• **Written problem**
Pull out every line with the word "Balken" from the entries below.

• **Input rows**

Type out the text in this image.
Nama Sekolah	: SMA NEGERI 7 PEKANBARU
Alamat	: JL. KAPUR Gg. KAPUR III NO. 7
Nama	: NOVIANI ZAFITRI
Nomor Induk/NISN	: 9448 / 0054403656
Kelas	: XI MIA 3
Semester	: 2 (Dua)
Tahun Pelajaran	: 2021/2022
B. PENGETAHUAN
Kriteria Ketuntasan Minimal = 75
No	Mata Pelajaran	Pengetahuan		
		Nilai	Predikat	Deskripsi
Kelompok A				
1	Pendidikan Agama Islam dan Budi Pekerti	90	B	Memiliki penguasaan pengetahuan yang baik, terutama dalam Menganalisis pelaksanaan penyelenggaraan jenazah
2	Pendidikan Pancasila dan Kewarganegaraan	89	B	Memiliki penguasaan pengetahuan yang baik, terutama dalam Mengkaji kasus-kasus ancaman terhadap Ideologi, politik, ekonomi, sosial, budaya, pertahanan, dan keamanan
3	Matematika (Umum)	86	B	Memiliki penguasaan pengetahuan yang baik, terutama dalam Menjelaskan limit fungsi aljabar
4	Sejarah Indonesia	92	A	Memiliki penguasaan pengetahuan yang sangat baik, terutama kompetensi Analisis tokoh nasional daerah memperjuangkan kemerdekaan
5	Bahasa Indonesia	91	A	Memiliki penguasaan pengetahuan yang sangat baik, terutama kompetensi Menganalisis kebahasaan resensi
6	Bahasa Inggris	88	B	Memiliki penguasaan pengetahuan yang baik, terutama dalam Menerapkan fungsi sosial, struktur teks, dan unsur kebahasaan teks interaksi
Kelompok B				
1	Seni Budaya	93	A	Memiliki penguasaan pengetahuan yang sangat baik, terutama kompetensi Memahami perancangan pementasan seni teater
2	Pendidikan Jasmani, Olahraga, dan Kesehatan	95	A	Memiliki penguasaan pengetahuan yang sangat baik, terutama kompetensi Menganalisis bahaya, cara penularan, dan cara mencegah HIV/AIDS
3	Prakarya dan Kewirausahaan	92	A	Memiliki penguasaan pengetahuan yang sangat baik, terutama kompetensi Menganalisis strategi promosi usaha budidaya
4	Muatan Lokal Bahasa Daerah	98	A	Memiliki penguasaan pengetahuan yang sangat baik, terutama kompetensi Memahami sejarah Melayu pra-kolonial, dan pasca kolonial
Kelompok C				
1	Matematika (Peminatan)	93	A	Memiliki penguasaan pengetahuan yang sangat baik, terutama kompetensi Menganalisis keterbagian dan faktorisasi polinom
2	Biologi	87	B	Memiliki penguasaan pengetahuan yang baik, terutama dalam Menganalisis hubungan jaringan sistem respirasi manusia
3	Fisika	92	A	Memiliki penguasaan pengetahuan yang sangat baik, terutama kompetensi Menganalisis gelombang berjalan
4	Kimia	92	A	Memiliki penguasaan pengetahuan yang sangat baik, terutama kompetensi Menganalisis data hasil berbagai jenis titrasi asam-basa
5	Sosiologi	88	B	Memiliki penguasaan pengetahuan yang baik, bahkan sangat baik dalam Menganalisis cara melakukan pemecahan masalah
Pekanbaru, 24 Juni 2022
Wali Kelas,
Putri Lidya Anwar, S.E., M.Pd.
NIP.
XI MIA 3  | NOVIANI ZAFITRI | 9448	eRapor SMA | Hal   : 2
==
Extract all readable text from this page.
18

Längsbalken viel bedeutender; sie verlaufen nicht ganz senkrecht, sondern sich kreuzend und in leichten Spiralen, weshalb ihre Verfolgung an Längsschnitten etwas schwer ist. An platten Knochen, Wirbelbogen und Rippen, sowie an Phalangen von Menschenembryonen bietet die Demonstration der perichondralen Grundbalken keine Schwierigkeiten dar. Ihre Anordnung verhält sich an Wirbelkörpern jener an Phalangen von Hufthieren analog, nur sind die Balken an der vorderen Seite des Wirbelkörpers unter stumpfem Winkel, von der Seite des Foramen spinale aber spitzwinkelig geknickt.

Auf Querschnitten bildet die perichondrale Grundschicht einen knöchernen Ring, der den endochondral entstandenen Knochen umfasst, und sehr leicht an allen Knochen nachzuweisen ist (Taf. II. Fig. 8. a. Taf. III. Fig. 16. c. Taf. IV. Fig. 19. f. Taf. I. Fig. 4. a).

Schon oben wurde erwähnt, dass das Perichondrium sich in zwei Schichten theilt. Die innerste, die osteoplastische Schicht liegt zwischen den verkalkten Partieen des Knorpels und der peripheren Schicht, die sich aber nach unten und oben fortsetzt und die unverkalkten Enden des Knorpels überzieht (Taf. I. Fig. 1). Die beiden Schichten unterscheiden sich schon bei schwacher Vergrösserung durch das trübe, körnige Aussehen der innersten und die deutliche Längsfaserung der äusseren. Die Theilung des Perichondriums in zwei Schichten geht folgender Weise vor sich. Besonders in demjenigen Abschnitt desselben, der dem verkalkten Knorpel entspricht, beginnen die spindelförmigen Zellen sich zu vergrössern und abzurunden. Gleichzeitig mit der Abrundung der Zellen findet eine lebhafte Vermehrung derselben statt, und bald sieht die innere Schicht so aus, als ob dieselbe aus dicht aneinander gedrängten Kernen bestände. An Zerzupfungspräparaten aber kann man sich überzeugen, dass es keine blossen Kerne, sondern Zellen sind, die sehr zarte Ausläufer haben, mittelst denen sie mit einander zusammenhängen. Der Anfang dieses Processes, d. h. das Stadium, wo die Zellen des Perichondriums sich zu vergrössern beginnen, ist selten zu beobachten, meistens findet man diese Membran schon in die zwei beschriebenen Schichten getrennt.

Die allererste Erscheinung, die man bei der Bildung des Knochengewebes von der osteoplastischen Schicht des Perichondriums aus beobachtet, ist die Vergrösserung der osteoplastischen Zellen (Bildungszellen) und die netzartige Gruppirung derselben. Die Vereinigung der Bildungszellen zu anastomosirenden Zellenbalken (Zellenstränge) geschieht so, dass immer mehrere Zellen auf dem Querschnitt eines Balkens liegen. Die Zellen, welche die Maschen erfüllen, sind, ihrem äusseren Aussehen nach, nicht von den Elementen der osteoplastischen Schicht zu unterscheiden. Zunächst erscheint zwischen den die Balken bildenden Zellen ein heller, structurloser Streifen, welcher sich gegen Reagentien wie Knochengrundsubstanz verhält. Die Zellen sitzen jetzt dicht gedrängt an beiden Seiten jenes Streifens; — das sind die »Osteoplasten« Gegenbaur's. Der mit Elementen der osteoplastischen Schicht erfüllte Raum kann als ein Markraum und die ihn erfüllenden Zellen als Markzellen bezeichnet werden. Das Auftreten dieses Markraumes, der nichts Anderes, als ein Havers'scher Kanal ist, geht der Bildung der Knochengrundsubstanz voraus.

• **Written response**
Längsbalken viel bedeutender; sie verlaufen nicht ganz senkrecht, sondern sich kreuzend und in leichten Spiralen, weshalb ihre Verfolgung an Längsschnitten etwas schwer ist. An platten Knochen, Wirbelbogen und Rippen, sowie an Phalangen von Menschenembryonen bietet die Demonstration der perichondralen Grundbalken keine Schwierigkeiten dar. Ihre Anordnung verhält sich an Wirbelkörpern jener an Phalangen von Hufthieren analog, nur sind die Balken an der vorderen Seite des Wirbelkörpers unter stumpfem Winkel, von der Seite des Foramen spinale aber spitzwinkelig geknickt.
Die allererste Erscheinung, die man bei der Bildung des Knochengewebes von der osteoplastischen Schicht des Perichondriums aus beobachtet, ist die Vergrösserung der osteoplastischen Zellen (Bildungszellen) und die netzartige Gruppirung derselben. Die Vereinigung der Bildungszellen zu anastomosirenden Zellenbalken (Zellenstränge) geschieht so, dass immer mehrere Zellen auf dem Querschnitt eines Balkens liegen. Die Zellen, welche die Maschen erfüllen, sind, ihrem äusseren Aussehen nach, nicht von den Elementen der osteoplastischen Schicht zu unterscheiden. Zunächst erscheint zwischen den die Balken bildenden Zellen ein heller, structurloser Streifen, welcher sich gegen Reagentien wie Knochengrundsubstanz verhält. Die Zellen sitzen jetzt dicht gedrängt an beiden Seiten jenes Streifens; — das sind die »Osteoplasten« Gegenbaur's. Der mit Elementen der osteoplastischen Schicht erfüllte Raum kann als ein Markraum und die ihn erfüllenden Zellen als Markzellen bezeichnet werden. Das Auftreten dieses Markraumes, der nichts Anderes, als ein Havers'scher Kanal ist, geht der Bildung der Knochengrundsubstanz voraus.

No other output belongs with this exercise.